§ Stored records
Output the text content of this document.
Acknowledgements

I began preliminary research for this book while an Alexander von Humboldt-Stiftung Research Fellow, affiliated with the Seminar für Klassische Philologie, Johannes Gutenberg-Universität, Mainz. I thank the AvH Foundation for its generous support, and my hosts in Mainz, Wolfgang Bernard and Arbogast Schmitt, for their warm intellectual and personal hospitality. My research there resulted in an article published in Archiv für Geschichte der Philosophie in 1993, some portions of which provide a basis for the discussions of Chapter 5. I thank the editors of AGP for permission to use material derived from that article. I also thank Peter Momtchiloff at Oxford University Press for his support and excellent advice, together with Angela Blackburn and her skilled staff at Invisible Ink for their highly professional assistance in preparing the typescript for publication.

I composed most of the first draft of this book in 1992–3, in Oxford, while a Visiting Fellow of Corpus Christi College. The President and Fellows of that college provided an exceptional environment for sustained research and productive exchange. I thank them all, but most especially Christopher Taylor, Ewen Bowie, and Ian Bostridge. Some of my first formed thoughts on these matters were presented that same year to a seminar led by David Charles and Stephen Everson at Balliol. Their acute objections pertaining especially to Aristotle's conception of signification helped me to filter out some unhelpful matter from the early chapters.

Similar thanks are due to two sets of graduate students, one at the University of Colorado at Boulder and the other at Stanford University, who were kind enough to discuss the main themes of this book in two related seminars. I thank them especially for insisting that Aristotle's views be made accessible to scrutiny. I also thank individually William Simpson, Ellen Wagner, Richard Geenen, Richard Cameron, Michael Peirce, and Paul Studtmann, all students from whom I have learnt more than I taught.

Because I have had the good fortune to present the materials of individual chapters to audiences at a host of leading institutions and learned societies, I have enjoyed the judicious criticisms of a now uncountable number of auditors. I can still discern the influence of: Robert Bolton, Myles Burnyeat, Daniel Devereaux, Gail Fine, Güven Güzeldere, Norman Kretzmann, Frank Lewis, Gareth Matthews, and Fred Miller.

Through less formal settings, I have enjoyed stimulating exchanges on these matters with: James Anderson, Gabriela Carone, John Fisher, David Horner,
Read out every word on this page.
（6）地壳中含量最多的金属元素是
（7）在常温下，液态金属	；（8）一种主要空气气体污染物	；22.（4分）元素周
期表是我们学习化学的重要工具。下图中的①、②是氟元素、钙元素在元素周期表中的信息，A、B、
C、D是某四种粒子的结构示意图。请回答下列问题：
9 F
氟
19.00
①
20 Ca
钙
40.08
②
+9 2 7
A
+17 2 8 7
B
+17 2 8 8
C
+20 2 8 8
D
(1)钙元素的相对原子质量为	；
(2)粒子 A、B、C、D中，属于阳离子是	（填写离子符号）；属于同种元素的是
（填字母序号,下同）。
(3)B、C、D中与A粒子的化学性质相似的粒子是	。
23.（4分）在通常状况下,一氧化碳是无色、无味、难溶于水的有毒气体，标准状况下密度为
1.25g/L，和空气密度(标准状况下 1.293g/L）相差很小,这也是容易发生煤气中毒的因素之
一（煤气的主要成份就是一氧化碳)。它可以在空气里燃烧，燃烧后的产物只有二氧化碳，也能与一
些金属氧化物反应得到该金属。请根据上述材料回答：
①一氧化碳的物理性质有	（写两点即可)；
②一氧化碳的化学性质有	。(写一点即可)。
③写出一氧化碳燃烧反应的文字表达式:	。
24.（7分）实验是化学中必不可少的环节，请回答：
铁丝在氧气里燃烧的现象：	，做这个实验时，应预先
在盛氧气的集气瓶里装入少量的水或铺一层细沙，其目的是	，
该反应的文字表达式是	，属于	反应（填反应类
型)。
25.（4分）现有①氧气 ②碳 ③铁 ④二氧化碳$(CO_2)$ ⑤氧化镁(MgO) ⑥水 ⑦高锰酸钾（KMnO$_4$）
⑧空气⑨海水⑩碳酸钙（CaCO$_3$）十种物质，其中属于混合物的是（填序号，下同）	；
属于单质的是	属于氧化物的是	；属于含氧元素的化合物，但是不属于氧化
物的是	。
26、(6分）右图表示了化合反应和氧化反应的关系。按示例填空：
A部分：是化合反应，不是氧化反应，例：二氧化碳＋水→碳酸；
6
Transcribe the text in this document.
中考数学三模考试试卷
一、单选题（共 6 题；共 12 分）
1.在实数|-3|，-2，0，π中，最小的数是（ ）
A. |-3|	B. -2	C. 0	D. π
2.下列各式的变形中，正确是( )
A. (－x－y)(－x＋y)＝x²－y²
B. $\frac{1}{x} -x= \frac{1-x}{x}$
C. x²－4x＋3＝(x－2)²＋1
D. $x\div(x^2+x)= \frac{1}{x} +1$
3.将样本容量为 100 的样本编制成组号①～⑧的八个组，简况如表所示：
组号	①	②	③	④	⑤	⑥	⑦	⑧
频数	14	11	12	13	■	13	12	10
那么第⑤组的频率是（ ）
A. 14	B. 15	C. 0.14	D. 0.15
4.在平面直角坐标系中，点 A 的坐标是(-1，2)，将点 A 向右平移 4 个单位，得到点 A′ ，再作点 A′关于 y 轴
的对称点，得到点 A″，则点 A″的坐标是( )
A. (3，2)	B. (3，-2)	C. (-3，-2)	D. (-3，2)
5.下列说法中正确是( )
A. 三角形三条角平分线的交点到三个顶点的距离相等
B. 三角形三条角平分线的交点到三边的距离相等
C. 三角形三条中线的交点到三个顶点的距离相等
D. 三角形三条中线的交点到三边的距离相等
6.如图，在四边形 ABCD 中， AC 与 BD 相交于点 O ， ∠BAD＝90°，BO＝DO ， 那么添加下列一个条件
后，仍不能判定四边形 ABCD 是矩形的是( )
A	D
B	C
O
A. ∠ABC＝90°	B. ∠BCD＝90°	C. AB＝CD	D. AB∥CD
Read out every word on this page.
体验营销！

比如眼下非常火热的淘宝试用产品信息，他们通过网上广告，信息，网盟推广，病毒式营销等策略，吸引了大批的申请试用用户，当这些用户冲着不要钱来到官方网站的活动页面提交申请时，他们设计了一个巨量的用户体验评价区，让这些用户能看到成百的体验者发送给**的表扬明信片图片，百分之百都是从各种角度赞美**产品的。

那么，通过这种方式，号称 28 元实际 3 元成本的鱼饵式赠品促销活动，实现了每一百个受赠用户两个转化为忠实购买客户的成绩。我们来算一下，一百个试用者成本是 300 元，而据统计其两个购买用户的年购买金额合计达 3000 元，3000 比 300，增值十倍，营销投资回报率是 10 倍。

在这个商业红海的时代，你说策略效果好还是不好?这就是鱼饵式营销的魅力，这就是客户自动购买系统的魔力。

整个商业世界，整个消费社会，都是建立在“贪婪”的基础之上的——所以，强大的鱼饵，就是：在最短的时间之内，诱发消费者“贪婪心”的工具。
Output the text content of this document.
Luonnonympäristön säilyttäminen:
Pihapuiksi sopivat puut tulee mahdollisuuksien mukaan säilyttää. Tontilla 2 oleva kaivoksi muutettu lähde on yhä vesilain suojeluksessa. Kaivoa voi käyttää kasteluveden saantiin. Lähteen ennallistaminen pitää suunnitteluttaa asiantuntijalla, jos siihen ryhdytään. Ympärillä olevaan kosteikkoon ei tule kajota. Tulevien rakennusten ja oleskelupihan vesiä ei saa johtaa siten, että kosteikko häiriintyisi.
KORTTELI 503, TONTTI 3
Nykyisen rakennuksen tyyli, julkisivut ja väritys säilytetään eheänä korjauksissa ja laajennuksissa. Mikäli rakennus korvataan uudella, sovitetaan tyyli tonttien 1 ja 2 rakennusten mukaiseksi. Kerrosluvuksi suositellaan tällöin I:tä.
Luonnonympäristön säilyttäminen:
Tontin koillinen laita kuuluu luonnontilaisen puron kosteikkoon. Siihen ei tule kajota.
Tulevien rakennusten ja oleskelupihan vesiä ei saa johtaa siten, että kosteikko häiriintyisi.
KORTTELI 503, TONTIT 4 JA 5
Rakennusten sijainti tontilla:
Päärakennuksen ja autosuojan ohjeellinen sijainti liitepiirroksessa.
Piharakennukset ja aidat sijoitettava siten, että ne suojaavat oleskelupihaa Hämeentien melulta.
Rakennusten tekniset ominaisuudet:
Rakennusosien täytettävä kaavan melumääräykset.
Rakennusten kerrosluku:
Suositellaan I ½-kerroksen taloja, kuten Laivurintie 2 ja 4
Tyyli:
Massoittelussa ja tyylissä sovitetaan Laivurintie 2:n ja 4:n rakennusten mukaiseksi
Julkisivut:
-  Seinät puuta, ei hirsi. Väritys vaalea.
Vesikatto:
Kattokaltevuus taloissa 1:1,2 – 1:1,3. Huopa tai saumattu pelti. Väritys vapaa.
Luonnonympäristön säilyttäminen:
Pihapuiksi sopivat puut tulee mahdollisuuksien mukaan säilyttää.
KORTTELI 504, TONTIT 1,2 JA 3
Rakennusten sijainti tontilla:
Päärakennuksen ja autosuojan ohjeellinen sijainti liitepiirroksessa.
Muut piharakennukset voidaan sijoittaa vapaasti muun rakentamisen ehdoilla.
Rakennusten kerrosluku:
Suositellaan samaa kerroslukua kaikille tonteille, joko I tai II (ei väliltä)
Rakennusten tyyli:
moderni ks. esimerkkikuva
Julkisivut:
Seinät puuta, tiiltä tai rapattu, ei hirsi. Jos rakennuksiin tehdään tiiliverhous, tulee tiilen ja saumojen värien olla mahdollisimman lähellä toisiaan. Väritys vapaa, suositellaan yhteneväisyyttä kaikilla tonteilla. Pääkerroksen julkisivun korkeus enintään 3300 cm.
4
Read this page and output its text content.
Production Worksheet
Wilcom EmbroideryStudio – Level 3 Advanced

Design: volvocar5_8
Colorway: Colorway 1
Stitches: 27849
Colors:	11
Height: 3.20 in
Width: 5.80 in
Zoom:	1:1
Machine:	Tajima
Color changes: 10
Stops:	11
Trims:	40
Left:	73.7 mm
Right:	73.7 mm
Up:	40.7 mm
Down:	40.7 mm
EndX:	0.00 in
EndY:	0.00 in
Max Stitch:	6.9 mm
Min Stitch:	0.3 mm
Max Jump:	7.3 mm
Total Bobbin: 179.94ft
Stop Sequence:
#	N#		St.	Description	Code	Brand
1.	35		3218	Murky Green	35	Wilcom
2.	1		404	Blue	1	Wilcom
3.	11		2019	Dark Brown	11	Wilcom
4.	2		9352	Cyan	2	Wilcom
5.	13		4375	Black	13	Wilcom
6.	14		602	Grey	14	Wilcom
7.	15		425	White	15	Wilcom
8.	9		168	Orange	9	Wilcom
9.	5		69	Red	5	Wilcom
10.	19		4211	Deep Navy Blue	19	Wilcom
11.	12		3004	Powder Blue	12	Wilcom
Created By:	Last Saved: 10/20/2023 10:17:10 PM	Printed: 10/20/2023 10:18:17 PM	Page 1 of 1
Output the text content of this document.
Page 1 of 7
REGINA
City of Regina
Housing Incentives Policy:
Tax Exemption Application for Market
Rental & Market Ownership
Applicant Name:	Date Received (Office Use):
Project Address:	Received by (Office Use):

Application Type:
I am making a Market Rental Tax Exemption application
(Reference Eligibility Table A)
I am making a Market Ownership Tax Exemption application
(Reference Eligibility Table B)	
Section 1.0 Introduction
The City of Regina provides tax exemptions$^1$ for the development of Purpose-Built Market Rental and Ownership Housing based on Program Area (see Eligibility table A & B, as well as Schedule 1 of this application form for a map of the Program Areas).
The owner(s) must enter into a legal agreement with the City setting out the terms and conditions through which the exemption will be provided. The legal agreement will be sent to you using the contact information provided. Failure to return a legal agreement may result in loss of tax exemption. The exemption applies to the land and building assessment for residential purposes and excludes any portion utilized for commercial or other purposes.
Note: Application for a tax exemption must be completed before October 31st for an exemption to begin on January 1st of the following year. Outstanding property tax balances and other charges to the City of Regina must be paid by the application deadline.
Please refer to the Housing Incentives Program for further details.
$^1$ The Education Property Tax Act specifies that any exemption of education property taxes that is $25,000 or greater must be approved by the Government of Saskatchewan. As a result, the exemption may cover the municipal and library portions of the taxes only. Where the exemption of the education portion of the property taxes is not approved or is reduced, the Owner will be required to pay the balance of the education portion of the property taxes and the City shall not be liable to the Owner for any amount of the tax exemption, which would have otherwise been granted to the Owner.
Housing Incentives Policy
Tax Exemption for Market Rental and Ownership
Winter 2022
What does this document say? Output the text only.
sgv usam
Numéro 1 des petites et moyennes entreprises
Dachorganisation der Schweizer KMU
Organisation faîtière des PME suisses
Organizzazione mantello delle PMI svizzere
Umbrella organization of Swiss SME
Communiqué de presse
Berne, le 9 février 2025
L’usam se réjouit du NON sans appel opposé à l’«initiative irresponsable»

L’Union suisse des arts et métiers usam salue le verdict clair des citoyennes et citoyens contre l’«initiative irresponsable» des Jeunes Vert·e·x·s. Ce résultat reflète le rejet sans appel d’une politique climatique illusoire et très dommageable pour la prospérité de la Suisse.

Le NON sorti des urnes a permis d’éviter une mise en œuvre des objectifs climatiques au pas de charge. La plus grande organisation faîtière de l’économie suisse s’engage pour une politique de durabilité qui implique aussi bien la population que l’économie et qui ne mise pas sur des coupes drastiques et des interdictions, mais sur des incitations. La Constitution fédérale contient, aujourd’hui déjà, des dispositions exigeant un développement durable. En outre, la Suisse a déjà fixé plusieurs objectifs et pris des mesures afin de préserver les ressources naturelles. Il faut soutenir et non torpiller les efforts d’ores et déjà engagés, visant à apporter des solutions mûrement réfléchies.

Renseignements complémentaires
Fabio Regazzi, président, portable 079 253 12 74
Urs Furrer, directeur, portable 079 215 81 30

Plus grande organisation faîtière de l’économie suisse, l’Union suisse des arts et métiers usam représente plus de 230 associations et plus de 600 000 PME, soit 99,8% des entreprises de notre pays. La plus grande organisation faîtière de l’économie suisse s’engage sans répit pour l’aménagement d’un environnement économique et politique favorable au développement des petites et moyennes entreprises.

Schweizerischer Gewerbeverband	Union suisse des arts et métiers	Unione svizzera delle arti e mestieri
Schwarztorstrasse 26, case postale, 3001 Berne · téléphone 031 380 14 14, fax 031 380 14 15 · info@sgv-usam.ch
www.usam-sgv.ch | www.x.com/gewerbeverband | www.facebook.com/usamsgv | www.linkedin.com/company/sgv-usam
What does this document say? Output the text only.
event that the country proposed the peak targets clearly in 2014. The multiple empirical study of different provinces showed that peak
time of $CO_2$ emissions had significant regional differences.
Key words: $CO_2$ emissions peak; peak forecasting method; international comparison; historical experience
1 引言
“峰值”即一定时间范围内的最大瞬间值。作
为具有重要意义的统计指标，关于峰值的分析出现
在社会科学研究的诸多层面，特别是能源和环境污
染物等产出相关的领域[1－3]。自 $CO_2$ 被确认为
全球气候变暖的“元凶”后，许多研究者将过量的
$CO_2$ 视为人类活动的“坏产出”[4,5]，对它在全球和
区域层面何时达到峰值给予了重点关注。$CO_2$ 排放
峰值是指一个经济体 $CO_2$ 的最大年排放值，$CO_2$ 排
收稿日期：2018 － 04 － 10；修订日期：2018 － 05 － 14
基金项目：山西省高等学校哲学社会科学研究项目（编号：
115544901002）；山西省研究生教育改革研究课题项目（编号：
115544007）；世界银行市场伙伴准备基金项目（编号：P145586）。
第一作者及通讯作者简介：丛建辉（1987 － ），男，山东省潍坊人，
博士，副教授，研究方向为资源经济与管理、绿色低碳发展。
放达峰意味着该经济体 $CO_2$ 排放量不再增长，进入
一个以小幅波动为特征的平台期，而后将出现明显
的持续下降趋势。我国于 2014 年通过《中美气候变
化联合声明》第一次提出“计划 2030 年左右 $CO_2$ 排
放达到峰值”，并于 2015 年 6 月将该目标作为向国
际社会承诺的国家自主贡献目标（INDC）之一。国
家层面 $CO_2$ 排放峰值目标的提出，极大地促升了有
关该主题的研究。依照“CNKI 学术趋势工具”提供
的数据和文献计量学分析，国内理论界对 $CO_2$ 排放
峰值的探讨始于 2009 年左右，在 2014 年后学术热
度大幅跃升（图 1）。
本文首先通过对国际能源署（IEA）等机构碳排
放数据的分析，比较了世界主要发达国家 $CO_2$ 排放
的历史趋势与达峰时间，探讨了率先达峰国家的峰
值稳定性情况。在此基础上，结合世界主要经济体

§ Stated problem
The answer is a single number, the count of lines in the records that contain the string "TONTIT".

§ Result for this exercise
2